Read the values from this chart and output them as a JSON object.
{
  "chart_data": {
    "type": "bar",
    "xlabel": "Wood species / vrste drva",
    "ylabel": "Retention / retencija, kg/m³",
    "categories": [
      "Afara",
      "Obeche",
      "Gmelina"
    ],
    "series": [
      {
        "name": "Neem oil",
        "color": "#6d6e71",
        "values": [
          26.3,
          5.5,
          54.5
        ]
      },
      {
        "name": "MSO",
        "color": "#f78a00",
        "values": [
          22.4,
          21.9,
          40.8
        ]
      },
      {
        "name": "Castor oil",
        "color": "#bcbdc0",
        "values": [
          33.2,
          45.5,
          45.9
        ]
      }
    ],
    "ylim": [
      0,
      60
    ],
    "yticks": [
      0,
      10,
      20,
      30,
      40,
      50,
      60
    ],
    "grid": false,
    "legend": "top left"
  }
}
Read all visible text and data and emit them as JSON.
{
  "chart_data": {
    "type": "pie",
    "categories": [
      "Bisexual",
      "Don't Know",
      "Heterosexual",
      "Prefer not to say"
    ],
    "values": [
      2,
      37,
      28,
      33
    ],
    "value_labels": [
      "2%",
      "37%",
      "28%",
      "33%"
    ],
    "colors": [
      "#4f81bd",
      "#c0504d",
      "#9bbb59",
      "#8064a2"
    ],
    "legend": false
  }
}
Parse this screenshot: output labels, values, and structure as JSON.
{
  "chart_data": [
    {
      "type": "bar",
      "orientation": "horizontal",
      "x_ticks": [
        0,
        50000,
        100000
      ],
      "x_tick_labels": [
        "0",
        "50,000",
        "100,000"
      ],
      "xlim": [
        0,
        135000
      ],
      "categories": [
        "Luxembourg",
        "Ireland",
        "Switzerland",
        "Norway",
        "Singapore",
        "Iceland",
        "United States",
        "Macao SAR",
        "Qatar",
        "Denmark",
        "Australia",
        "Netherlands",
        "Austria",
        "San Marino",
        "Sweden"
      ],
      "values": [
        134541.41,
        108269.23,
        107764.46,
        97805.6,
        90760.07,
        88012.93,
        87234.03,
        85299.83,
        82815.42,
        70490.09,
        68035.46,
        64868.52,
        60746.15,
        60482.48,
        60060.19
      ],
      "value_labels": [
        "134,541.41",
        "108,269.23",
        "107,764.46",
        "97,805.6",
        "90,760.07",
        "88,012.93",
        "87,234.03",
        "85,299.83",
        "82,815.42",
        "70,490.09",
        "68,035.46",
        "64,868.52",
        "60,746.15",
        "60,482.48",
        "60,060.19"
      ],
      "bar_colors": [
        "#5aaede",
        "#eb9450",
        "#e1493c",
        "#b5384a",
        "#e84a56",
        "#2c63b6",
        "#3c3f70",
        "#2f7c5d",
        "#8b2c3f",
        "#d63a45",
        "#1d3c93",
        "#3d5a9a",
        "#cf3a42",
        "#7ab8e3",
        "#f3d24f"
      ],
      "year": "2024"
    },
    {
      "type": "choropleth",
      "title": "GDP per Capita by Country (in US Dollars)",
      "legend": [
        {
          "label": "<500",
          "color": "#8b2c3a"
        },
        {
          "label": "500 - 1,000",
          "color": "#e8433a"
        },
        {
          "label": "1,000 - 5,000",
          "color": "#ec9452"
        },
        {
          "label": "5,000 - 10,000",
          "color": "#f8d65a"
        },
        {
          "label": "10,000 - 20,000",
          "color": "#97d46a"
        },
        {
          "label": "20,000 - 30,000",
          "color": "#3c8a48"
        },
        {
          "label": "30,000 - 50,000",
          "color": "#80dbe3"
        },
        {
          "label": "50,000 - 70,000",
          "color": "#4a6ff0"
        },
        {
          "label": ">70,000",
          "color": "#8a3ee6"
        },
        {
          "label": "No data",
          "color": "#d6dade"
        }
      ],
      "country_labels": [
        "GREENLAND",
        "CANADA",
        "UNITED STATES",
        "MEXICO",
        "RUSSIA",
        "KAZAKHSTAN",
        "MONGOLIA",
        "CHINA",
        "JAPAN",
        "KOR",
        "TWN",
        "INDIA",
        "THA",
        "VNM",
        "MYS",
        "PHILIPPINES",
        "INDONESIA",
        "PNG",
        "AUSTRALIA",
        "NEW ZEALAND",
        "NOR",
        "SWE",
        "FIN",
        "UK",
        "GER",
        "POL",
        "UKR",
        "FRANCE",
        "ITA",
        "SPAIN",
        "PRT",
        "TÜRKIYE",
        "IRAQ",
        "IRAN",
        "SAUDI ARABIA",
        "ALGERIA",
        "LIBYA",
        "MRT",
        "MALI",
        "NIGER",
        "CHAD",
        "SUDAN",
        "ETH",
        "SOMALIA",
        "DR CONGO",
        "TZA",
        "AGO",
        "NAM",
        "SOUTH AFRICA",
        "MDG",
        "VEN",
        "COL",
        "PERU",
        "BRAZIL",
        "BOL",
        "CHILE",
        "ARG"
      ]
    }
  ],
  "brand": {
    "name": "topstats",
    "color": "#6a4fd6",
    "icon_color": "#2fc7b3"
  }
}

STATED GOAL: Select the lines from the entries that include the word "Read".

SOLUTION FOR THIS EXERCISE:
Read the values from this chart and output them as a JSON object.
Read all visible text and data and emit them as JSON.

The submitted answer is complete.